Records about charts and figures

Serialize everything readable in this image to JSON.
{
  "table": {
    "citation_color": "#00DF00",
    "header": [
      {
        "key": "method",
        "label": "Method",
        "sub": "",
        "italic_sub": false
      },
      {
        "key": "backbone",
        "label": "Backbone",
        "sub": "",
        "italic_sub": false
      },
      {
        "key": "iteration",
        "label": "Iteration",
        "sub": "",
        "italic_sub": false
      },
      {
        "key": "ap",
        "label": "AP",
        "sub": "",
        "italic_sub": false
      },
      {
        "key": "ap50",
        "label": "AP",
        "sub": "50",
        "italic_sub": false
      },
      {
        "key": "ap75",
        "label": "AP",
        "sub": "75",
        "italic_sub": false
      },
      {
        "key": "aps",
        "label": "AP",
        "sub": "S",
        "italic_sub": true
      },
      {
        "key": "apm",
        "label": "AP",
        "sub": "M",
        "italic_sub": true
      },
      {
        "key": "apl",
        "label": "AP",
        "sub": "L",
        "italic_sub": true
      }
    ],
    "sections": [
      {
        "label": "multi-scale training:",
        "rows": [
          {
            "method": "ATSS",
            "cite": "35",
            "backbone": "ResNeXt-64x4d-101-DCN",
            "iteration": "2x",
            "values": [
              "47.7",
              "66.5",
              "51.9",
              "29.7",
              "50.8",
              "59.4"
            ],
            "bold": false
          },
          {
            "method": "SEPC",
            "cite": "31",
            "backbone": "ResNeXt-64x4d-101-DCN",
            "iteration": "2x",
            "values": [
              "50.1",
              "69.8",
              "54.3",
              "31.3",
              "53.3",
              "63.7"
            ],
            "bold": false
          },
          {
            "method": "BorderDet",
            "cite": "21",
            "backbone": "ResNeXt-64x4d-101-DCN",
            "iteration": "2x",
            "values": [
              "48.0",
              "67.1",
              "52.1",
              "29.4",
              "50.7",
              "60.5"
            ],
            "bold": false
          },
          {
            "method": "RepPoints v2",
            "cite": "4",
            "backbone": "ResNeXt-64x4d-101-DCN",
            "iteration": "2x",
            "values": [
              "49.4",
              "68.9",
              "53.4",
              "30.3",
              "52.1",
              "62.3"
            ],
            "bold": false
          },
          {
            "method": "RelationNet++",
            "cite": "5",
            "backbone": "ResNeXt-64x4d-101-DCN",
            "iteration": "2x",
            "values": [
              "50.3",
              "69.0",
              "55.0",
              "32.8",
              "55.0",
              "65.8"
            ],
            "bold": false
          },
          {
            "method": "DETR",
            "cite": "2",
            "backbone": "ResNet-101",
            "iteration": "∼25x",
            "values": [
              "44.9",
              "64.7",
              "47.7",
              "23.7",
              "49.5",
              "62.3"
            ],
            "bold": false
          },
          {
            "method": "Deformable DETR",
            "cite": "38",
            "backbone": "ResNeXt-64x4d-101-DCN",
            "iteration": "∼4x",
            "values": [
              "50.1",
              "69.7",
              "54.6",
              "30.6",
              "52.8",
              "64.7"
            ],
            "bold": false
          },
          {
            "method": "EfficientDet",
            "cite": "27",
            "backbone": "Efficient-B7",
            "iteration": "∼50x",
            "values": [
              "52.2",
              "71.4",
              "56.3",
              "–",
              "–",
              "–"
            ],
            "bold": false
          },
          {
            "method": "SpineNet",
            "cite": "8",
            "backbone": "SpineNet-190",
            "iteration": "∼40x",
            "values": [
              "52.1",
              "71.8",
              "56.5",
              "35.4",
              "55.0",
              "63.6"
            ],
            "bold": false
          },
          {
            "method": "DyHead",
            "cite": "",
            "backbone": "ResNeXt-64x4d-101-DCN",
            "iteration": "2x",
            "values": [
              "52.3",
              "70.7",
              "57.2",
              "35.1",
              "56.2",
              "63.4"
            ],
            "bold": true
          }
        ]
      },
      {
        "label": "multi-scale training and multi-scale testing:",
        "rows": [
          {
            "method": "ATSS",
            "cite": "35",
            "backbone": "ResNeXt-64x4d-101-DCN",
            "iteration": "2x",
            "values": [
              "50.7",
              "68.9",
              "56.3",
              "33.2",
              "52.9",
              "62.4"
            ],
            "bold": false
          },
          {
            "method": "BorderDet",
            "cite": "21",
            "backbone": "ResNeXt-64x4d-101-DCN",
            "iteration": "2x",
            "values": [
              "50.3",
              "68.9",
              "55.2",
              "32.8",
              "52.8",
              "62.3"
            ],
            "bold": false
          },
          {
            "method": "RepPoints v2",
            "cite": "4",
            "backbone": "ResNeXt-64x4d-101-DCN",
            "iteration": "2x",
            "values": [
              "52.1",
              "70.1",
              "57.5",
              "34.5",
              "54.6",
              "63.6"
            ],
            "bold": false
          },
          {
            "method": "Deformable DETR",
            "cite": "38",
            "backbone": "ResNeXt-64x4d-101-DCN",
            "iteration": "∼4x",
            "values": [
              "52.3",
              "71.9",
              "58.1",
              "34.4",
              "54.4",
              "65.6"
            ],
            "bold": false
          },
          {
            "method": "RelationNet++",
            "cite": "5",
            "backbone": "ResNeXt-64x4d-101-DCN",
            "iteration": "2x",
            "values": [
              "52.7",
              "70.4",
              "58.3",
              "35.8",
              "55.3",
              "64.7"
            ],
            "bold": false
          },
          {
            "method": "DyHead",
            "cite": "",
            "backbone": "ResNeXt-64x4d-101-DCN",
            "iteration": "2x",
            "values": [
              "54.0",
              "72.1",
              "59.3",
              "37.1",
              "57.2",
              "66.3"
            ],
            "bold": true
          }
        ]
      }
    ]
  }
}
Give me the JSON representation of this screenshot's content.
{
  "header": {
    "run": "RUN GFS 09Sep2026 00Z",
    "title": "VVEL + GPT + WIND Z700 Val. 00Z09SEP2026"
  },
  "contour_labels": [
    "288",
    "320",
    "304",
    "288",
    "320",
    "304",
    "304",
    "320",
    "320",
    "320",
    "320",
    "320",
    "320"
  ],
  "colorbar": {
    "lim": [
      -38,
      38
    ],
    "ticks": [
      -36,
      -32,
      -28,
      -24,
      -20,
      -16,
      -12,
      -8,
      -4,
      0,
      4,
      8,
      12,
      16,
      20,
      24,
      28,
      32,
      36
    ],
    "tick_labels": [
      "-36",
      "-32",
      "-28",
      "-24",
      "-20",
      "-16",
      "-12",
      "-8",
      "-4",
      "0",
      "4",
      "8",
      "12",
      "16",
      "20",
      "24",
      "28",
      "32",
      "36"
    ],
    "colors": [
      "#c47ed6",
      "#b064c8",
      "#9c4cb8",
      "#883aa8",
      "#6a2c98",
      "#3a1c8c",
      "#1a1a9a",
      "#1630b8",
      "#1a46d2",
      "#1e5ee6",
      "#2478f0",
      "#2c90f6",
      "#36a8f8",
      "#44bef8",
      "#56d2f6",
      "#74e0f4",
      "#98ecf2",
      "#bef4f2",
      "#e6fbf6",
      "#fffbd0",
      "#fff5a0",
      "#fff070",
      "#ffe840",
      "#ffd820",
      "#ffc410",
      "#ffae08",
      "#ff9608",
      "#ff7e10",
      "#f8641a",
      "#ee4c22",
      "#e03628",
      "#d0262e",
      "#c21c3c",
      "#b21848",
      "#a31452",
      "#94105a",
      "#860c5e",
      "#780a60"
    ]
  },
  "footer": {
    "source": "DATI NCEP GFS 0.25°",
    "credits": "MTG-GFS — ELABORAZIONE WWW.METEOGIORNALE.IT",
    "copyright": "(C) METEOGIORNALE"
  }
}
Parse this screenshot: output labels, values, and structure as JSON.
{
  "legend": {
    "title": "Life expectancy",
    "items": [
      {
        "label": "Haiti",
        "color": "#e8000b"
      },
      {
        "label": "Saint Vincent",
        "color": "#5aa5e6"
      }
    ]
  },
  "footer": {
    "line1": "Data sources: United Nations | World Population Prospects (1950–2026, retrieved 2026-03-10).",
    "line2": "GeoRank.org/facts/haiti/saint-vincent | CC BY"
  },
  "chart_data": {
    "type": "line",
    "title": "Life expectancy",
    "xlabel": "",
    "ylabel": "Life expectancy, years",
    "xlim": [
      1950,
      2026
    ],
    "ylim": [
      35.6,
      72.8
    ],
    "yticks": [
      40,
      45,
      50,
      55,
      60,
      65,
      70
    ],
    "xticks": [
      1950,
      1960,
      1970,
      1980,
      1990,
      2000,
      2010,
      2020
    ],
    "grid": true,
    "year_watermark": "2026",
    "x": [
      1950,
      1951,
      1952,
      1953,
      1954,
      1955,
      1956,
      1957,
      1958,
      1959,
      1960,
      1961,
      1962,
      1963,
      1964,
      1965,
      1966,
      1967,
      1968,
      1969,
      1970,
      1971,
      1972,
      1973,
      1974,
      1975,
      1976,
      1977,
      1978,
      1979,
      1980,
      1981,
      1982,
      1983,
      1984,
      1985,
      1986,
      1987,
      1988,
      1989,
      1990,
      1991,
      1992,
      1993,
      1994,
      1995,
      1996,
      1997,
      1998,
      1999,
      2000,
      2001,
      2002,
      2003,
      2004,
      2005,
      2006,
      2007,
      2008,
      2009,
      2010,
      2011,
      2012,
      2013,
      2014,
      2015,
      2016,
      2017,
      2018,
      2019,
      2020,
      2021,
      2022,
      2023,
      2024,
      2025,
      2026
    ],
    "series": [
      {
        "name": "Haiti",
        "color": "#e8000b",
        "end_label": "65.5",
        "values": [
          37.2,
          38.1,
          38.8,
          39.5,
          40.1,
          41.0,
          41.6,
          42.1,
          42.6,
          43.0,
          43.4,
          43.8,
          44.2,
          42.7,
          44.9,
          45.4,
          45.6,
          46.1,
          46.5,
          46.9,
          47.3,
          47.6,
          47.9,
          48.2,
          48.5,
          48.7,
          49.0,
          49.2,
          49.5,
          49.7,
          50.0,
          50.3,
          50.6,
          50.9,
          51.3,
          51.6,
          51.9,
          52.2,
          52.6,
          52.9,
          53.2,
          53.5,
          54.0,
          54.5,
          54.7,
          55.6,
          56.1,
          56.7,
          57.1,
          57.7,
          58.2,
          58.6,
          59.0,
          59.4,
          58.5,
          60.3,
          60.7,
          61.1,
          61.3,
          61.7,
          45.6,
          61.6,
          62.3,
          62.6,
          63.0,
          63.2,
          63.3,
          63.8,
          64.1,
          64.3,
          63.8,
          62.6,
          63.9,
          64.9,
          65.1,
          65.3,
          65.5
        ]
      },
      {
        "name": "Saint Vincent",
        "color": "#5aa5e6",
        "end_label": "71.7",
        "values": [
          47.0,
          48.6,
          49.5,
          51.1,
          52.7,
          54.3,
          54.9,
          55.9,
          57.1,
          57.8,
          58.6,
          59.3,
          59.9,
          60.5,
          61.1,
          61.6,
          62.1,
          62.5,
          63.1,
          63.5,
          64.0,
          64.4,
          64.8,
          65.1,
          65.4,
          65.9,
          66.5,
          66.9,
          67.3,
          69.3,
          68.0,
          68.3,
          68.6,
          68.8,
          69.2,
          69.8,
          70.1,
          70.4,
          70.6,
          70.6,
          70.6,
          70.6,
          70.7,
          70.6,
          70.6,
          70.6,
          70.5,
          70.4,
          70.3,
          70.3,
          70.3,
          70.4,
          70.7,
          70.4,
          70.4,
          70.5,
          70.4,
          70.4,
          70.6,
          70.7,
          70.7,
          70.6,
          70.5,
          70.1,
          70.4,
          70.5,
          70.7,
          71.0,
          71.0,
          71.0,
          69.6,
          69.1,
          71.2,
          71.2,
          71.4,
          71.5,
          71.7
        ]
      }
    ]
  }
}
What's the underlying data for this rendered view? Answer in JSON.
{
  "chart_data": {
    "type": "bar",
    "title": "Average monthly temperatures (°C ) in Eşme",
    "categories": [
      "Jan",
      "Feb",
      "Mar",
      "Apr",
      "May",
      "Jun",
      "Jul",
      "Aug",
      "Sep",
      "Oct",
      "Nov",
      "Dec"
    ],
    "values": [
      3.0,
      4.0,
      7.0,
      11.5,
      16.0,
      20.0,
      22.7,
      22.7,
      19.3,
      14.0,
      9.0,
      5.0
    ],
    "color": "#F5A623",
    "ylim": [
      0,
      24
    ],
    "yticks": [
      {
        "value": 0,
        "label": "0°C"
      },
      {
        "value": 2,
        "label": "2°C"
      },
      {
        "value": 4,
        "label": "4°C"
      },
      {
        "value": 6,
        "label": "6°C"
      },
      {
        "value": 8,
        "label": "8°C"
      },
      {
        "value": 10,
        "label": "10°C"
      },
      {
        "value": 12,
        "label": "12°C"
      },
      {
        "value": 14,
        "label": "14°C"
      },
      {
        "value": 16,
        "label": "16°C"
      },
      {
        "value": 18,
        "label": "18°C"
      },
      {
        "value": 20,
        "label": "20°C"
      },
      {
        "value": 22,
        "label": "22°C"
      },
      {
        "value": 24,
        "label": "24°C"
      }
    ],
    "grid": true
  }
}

▶ **WRITTEN EXERCISE**:
Looking at the entries above, say how many lines contain the word "scale". Only the number is wanted.

▶ **THE SOLUTION**:
2